WHAT THIS TASK INVOLVES
Reply with one number only: the count of lines below that contain the word "SRMTID".

BEGIN DATA TO USE

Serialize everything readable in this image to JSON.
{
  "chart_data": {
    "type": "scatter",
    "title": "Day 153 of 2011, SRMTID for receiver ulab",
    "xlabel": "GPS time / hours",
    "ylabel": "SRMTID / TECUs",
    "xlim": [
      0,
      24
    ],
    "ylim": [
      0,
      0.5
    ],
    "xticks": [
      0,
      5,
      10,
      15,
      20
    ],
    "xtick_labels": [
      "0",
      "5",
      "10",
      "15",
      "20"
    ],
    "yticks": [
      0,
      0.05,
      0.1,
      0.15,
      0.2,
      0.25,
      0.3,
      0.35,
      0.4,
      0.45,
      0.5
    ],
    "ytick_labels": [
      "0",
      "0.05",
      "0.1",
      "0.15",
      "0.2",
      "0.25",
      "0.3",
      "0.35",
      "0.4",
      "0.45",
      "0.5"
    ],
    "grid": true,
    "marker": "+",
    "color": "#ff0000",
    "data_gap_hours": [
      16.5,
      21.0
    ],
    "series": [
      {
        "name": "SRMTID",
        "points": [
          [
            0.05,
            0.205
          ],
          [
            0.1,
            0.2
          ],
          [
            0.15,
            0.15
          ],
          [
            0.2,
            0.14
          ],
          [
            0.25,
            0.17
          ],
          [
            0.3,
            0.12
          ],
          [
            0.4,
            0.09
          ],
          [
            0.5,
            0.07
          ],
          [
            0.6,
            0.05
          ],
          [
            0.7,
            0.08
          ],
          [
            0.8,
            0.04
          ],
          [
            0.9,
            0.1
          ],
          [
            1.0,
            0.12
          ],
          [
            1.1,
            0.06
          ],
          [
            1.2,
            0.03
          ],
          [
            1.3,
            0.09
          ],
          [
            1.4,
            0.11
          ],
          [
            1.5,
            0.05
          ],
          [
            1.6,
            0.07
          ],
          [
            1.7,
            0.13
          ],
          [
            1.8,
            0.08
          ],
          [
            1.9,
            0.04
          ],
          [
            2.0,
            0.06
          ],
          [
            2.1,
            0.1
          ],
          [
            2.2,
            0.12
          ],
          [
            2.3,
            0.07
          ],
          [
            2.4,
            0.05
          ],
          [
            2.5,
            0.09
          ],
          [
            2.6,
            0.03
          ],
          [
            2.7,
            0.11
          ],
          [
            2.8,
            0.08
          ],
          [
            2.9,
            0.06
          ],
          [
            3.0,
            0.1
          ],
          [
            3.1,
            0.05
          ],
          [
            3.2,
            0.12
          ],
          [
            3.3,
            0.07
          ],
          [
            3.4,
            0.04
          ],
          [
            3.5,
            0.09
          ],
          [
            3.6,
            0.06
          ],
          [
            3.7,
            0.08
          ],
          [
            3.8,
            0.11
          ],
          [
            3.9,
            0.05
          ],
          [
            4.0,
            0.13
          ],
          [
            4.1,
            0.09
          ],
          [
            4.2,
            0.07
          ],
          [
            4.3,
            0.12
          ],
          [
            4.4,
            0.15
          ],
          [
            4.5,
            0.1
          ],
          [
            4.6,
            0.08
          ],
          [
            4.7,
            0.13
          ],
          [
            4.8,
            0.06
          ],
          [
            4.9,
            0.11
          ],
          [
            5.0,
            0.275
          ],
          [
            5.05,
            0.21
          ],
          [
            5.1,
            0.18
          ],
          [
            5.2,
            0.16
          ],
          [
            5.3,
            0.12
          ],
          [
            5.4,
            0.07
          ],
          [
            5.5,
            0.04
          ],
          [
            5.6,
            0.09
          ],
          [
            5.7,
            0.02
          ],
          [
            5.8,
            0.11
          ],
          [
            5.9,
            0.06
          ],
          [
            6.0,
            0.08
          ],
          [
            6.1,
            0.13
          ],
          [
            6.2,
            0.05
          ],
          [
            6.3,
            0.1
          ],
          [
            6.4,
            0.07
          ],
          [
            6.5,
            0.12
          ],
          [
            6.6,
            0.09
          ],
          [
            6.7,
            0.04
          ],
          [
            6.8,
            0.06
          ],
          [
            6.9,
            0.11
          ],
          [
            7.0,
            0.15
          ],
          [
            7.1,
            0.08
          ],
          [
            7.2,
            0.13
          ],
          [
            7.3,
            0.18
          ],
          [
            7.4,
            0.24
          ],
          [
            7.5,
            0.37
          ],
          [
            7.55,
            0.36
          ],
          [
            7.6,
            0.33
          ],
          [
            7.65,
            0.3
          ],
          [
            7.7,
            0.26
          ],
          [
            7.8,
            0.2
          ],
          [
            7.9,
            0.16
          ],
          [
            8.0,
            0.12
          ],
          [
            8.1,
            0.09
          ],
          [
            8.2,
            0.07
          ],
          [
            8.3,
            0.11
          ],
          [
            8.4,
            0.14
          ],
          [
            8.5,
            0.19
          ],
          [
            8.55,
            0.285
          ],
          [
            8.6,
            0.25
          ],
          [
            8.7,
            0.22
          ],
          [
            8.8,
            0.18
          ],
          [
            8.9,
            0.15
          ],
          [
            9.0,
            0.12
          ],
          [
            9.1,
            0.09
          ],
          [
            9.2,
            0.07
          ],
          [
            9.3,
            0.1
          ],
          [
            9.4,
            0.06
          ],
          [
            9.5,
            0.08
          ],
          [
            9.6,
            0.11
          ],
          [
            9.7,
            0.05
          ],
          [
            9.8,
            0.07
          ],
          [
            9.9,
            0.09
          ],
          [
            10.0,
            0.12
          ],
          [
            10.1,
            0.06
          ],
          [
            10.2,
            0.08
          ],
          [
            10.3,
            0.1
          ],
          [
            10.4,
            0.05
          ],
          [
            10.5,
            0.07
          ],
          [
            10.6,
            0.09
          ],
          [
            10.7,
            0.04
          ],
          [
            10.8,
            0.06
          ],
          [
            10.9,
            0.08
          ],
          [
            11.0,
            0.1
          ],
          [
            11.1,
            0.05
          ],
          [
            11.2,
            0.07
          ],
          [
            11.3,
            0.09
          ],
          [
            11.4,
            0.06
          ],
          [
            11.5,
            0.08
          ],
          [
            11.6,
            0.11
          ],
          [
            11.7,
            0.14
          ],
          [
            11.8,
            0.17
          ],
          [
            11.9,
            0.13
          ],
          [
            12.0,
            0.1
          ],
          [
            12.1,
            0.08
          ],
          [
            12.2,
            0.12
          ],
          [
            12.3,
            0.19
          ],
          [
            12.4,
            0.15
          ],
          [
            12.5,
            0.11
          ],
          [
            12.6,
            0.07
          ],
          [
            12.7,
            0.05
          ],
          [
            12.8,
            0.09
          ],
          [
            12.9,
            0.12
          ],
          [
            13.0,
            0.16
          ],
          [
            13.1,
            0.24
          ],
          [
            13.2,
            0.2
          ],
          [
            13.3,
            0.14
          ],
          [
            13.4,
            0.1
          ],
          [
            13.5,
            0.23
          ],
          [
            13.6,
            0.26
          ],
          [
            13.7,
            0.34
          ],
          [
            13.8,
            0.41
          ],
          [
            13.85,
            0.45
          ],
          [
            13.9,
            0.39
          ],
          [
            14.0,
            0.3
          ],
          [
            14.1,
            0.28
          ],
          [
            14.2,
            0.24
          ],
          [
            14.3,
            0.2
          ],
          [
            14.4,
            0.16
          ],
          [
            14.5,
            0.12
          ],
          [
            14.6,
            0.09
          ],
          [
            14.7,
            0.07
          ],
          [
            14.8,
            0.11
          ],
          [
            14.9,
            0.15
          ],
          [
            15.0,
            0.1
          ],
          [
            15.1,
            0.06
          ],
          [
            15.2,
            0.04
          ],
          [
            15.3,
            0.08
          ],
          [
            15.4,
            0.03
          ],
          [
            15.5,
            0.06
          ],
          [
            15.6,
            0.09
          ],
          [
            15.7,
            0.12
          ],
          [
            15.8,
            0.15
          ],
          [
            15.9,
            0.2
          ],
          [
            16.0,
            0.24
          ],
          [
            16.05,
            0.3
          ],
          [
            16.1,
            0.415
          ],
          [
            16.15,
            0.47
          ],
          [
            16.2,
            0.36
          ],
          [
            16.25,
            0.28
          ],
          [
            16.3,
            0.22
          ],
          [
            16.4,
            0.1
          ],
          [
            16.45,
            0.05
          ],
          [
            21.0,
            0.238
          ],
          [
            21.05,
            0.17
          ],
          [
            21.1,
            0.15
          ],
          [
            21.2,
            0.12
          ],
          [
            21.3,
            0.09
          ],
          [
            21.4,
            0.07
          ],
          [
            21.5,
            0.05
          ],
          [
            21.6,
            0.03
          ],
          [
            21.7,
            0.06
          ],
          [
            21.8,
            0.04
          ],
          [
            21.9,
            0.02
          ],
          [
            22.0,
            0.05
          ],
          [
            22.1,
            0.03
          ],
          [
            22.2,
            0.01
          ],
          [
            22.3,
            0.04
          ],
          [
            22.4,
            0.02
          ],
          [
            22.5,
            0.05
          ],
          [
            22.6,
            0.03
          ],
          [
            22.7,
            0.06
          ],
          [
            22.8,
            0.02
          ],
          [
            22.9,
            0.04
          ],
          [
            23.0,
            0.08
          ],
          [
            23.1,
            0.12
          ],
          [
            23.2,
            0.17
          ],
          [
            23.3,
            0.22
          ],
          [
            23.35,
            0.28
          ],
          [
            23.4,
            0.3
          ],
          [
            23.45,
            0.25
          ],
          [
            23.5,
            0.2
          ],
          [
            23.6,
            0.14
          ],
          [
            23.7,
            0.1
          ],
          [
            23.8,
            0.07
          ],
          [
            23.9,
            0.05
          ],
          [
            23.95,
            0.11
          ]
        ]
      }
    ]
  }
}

END DATA TO USE

FINISHED ANSWER
3